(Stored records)
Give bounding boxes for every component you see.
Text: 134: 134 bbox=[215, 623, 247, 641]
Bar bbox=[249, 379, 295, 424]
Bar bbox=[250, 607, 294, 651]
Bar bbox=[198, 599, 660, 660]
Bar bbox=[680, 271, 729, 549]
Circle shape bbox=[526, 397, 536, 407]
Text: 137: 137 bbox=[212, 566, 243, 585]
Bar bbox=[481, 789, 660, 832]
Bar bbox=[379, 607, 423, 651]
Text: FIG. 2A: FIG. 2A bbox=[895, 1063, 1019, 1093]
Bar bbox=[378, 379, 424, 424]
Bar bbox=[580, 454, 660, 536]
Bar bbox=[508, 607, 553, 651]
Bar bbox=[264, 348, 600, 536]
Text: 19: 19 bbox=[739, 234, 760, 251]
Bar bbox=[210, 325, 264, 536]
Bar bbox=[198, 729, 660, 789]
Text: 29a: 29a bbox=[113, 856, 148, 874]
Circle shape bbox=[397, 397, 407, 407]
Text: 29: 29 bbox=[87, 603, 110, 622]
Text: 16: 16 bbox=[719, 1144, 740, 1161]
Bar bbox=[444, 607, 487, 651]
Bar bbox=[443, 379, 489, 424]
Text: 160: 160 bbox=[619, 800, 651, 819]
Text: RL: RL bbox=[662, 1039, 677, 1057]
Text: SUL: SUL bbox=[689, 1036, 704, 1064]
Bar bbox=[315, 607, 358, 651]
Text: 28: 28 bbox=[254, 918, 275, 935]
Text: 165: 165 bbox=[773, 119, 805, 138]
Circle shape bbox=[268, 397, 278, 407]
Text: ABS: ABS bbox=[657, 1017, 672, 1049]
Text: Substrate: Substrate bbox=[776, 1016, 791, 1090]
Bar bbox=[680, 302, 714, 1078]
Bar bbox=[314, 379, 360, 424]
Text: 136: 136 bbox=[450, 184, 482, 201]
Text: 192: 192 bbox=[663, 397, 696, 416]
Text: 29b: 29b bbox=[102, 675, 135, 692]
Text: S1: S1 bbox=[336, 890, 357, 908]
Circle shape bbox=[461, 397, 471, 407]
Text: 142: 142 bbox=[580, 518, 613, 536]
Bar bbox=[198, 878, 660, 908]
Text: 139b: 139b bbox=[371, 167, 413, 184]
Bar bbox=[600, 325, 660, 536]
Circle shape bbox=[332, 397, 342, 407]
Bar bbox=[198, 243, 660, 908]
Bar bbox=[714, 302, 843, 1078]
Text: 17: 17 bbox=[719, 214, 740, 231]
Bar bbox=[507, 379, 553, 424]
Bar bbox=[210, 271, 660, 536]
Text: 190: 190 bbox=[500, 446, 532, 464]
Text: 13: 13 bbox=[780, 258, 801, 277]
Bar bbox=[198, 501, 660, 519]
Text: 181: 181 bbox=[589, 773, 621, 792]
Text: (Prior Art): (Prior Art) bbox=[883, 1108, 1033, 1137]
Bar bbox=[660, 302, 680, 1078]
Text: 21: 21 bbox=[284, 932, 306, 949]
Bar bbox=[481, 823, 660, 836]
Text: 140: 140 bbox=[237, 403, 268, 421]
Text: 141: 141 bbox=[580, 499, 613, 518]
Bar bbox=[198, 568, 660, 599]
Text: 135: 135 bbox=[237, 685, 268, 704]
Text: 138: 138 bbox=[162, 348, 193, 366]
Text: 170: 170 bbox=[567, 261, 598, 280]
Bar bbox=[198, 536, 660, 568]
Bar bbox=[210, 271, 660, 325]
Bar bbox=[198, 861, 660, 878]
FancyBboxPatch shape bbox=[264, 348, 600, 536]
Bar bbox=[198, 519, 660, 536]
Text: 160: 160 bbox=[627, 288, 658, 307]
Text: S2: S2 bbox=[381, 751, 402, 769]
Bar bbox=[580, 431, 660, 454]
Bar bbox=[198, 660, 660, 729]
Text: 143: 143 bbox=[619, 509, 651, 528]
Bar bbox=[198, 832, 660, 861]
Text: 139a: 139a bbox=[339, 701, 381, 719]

_SET PROBLEM_: Change every "Circle shape" in the items above to "Round marker", keeping all other text the same.

_RESULT OF THE TASK_:
Give bounding boxes for every component you see.
Text: 134: 134 bbox=[215, 623, 247, 641]
Bar bbox=[249, 379, 295, 424]
Bar bbox=[250, 607, 294, 651]
Bar bbox=[198, 599, 660, 660]
Bar bbox=[680, 271, 729, 549]
Round marker bbox=[526, 397, 536, 407]
Text: 137: 137 bbox=[212, 566, 243, 585]
Bar bbox=[481, 789, 660, 832]
Bar bbox=[379, 607, 423, 651]
Text: FIG. 2A: FIG. 2A bbox=[895, 1063, 1019, 1093]
Bar bbox=[378, 379, 424, 424]
Bar bbox=[580, 454, 660, 536]
Bar bbox=[508, 607, 553, 651]
Bar bbox=[264, 348, 600, 536]
Text: 19: 19 bbox=[739, 234, 760, 251]
Bar bbox=[210, 325, 264, 536]
Bar bbox=[198, 729, 660, 789]
Text: 29a: 29a bbox=[113, 856, 148, 874]
Round marker bbox=[397, 397, 407, 407]
Text: 29: 29 bbox=[87, 603, 110, 622]
Text: 16: 16 bbox=[719, 1144, 740, 1161]
Bar bbox=[444, 607, 487, 651]
Bar bbox=[443, 379, 489, 424]
Text: 160: 160 bbox=[619, 800, 651, 819]
Text: RL: RL bbox=[662, 1039, 677, 1057]
Text: SUL: SUL bbox=[689, 1036, 704, 1064]
Bar bbox=[315, 607, 358, 651]
Text: 28: 28 bbox=[254, 918, 275, 935]
Text: 165: 165 bbox=[773, 119, 805, 138]
Round marker bbox=[268, 397, 278, 407]
Text: ABS: ABS bbox=[657, 1017, 672, 1049]
Text: Substrate: Substrate bbox=[776, 1016, 791, 1090]
Bar bbox=[680, 302, 714, 1078]
Bar bbox=[314, 379, 360, 424]
Text: 136: 136 bbox=[450, 184, 482, 201]
Text: 192: 192 bbox=[663, 397, 696, 416]
Text: 29b: 29b bbox=[102, 675, 135, 692]
Text: S1: S1 bbox=[336, 890, 357, 908]
Round marker bbox=[461, 397, 471, 407]
Text: 142: 142 bbox=[580, 518, 613, 536]
Bar bbox=[198, 878, 660, 908]
Text: 139b: 139b bbox=[371, 167, 413, 184]
Bar bbox=[600, 325, 660, 536]
Round marker bbox=[332, 397, 342, 407]
Bar bbox=[198, 243, 660, 908]
Bar bbox=[714, 302, 843, 1078]
Text: 17: 17 bbox=[719, 214, 740, 231]
Bar bbox=[507, 379, 553, 424]
Bar bbox=[210, 271, 660, 536]
Text: 190: 190 bbox=[500, 446, 532, 464]
Text: 13: 13 bbox=[780, 258, 801, 277]
Bar bbox=[198, 501, 660, 519]
Text: 181: 181 bbox=[589, 773, 621, 792]
Text: (Prior Art): (Prior Art) bbox=[883, 1108, 1033, 1137]
Bar bbox=[660, 302, 680, 1078]
Text: 21: 21 bbox=[284, 932, 306, 949]
Bar bbox=[481, 823, 660, 836]
Text: 140: 140 bbox=[237, 403, 268, 421]
Text: 141: 141 bbox=[580, 499, 613, 518]
Bar bbox=[198, 568, 660, 599]
Text: 135: 135 bbox=[237, 685, 268, 704]
Text: 138: 138 bbox=[162, 348, 193, 366]
Text: 170: 170 bbox=[567, 261, 598, 280]
Bar bbox=[198, 536, 660, 568]
Bar bbox=[210, 271, 660, 325]
Bar bbox=[198, 861, 660, 878]
FancyBboxPatch shape bbox=[264, 348, 600, 536]
Bar bbox=[198, 519, 660, 536]
Text: 160: 160 bbox=[627, 288, 658, 307]
Text: S2: S2 bbox=[381, 751, 402, 769]
Bar bbox=[580, 431, 660, 454]
Bar bbox=[198, 660, 660, 729]
Text: 143: 143 bbox=[619, 509, 651, 528]
Bar bbox=[198, 832, 660, 861]
Text: 139a: 139a bbox=[339, 701, 381, 719]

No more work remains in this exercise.